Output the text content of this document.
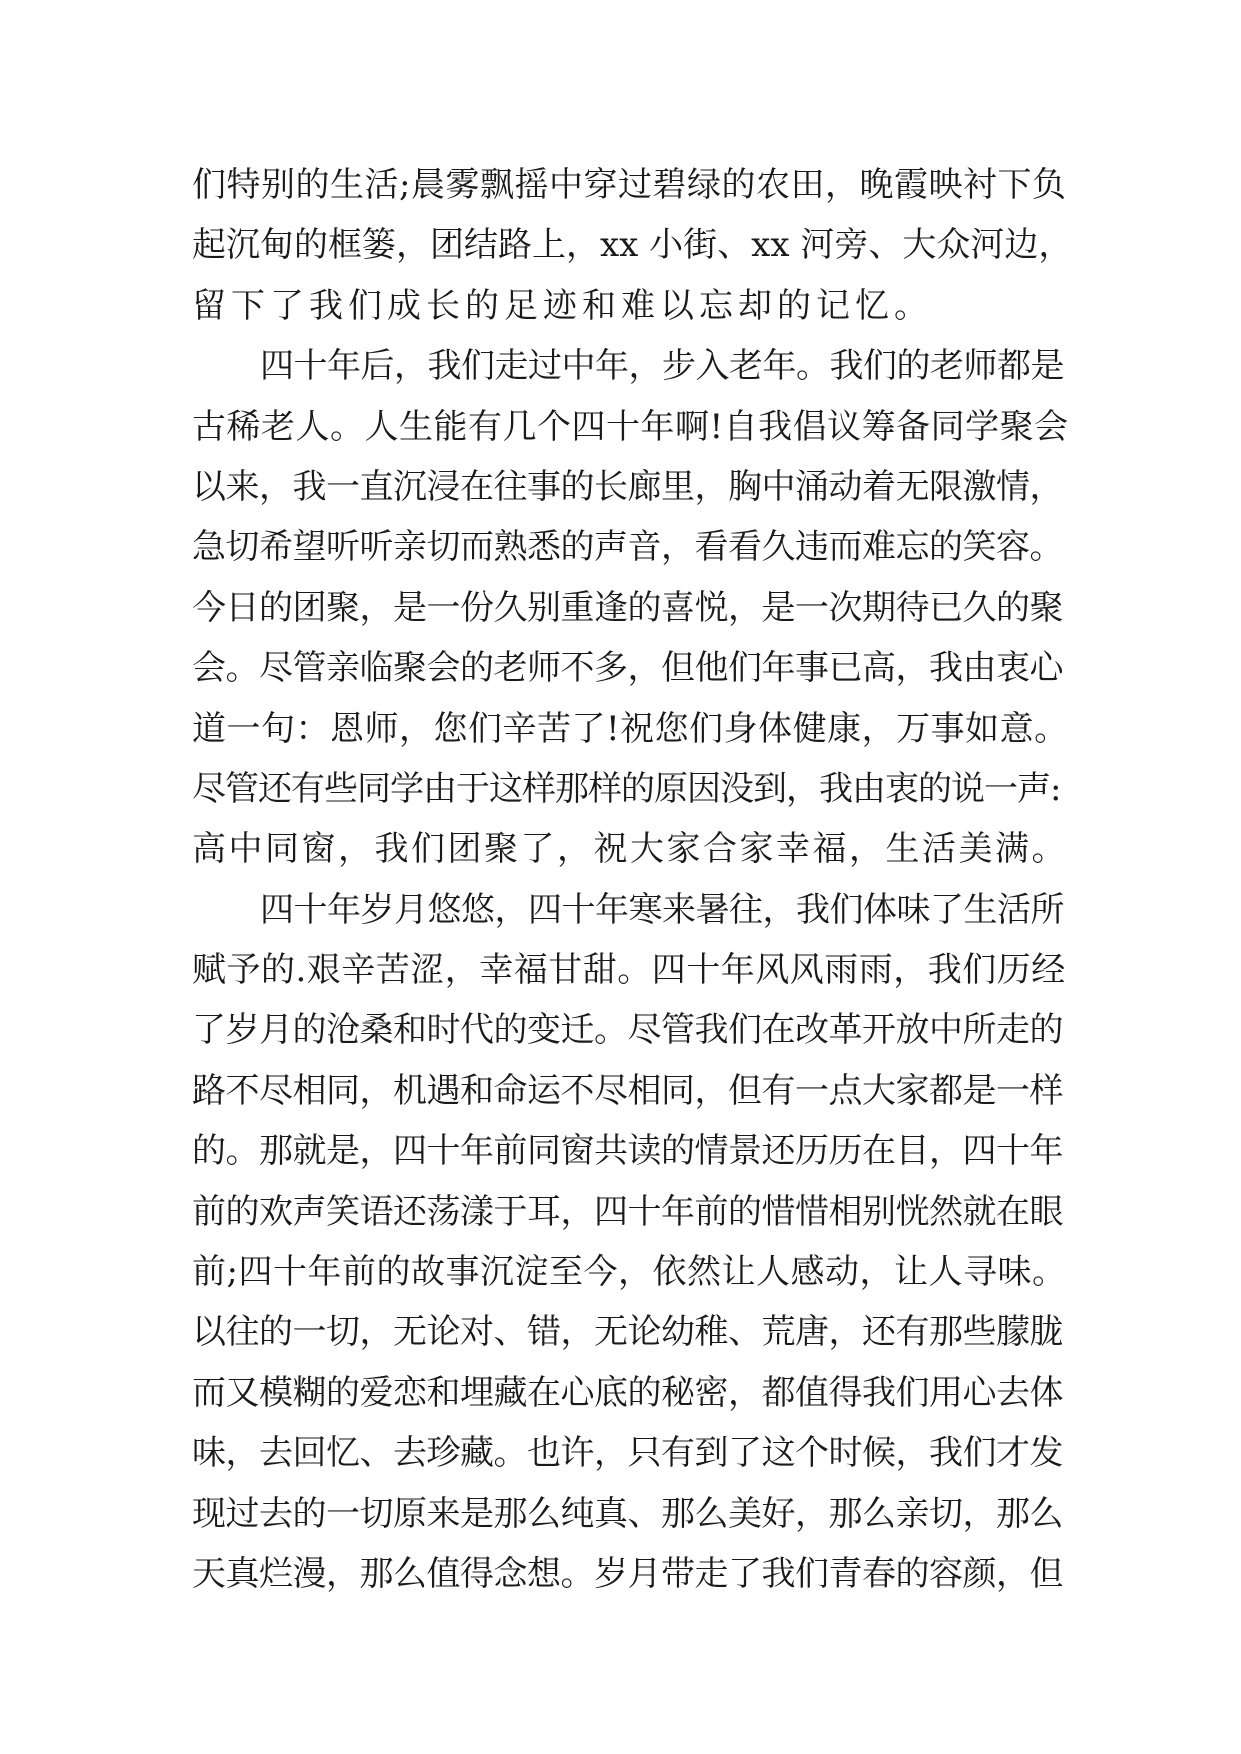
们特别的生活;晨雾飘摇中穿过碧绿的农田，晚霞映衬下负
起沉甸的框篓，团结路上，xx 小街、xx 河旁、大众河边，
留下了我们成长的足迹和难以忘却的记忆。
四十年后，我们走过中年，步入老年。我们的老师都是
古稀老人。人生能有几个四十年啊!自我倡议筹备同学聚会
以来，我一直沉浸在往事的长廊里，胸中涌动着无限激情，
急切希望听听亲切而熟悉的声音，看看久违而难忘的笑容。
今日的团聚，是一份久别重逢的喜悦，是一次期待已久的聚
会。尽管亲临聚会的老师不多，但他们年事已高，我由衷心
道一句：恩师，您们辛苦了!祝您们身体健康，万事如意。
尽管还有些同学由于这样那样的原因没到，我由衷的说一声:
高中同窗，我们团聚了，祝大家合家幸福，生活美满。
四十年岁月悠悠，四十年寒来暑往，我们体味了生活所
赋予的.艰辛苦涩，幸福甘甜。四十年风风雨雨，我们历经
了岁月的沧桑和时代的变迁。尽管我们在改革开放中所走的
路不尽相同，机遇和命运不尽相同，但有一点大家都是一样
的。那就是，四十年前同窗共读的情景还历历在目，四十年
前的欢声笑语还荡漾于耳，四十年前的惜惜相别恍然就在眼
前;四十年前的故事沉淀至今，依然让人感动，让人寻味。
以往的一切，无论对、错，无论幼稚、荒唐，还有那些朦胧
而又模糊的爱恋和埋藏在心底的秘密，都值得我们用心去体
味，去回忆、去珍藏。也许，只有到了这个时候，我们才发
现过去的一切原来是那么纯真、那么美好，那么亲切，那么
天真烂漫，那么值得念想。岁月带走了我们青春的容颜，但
------
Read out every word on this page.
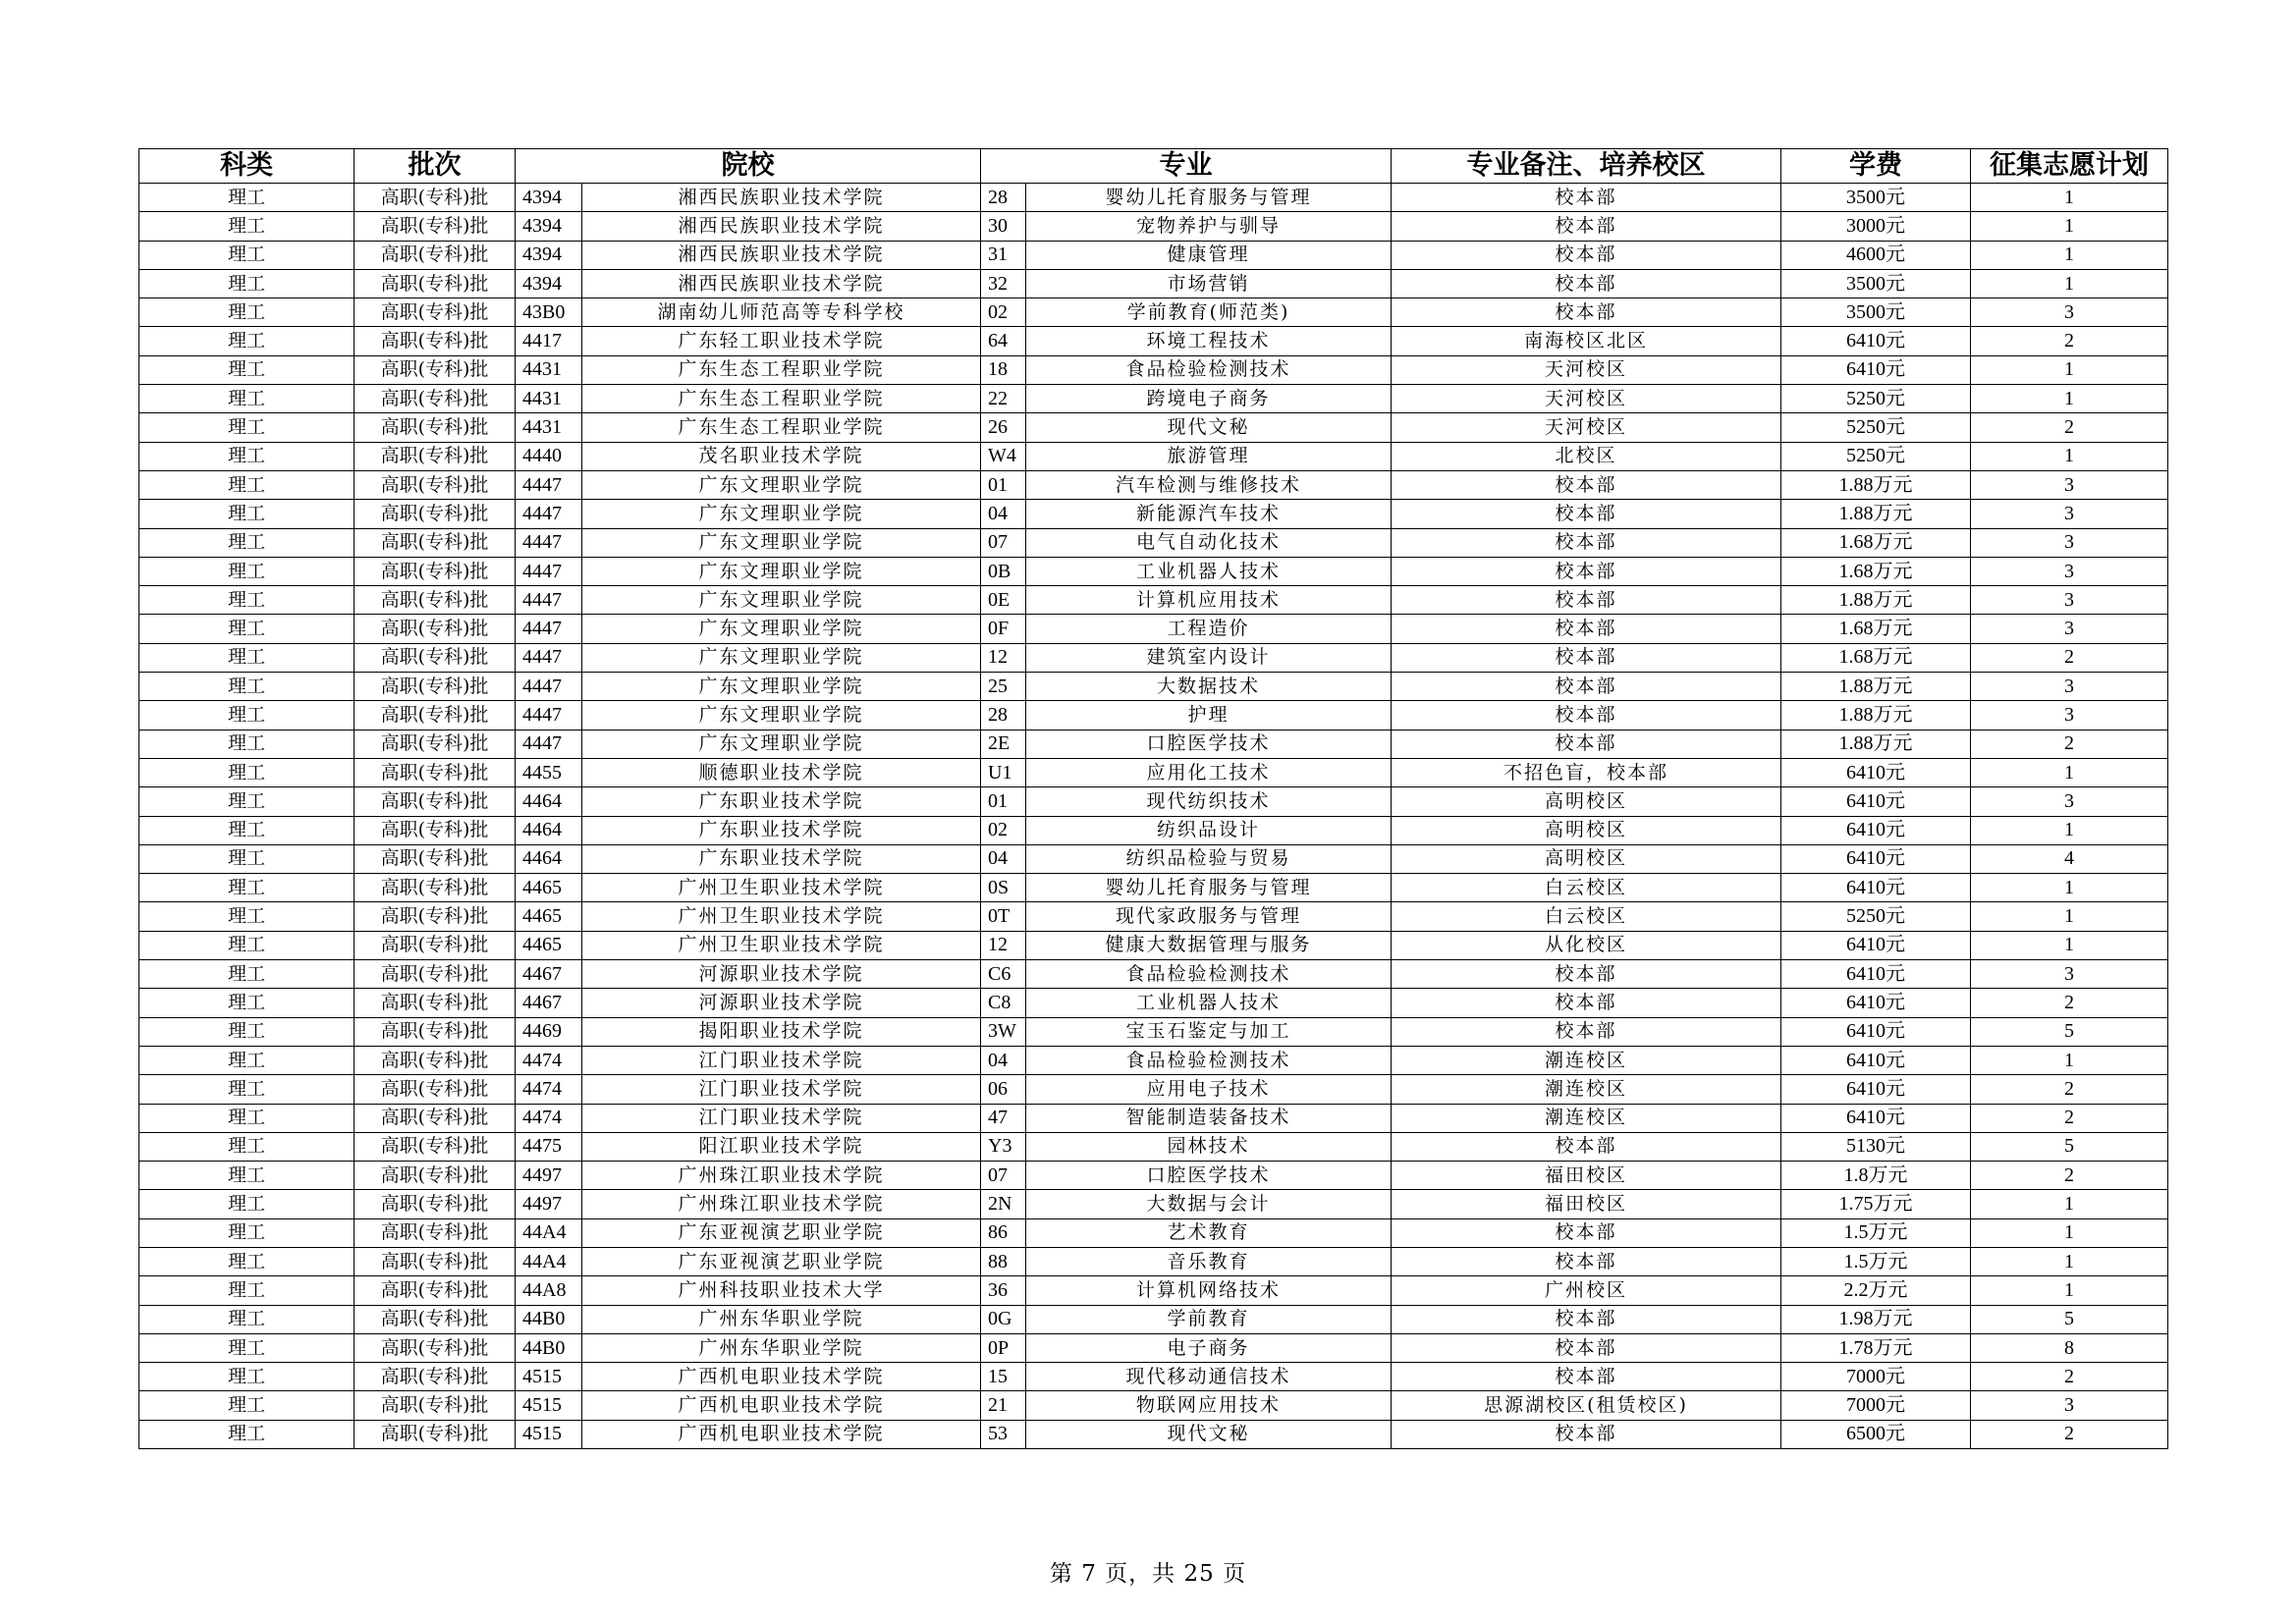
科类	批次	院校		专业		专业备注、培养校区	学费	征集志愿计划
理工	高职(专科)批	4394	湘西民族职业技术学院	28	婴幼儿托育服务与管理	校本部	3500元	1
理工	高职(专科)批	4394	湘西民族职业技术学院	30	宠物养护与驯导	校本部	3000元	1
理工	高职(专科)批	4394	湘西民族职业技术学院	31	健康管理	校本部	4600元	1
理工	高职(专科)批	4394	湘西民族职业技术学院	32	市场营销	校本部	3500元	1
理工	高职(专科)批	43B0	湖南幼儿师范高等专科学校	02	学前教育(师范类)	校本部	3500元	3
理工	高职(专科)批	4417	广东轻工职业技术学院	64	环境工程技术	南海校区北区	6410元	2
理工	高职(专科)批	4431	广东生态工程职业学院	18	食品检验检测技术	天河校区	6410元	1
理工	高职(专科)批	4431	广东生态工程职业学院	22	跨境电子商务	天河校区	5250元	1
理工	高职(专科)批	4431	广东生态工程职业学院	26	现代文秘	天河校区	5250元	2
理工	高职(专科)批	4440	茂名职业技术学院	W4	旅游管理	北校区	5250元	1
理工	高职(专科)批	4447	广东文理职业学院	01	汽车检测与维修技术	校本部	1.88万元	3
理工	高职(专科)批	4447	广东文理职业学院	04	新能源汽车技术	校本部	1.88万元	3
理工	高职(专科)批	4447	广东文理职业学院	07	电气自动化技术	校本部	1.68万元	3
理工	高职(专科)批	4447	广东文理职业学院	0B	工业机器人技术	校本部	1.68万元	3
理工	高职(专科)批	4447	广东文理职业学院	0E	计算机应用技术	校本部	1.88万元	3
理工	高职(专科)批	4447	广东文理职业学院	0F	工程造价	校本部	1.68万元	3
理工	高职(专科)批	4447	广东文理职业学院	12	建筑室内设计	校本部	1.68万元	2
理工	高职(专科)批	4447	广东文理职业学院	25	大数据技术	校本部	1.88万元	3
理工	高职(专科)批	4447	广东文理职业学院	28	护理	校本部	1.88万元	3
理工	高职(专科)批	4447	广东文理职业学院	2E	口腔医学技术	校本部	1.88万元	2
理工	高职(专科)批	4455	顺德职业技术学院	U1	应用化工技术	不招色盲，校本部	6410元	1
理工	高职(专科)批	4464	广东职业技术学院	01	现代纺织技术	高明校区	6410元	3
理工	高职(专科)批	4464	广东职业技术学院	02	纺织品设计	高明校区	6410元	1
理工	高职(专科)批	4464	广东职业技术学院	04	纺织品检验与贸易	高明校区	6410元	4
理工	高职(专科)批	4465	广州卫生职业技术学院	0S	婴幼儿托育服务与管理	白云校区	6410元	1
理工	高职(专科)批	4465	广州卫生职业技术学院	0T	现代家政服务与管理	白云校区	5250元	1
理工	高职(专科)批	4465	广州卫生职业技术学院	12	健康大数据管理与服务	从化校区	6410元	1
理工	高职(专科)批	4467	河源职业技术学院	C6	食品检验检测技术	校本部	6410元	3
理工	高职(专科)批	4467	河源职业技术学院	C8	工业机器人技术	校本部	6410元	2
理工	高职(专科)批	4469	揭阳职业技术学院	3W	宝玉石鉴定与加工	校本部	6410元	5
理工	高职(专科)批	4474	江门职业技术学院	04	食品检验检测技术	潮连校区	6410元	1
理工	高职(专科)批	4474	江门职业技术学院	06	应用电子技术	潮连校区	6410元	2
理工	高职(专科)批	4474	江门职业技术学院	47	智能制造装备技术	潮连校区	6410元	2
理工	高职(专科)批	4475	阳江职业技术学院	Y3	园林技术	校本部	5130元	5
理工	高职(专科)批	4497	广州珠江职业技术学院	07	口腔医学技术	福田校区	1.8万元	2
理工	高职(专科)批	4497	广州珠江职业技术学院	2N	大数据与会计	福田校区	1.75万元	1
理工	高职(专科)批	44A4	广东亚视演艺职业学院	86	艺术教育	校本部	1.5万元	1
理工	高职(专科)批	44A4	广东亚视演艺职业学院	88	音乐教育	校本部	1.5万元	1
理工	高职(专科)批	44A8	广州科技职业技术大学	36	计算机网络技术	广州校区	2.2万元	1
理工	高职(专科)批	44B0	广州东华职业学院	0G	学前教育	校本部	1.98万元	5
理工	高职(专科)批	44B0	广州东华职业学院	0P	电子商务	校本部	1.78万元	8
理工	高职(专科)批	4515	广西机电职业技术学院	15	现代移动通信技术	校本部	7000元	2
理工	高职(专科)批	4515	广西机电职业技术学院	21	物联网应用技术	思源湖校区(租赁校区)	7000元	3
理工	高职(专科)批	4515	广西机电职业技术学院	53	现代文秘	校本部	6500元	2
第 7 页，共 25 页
------
> _Short task_: Check each line of the material above for "口腔医学技术" and say how many lines contain it, giving the number alone.

> _Answer for the task_: 2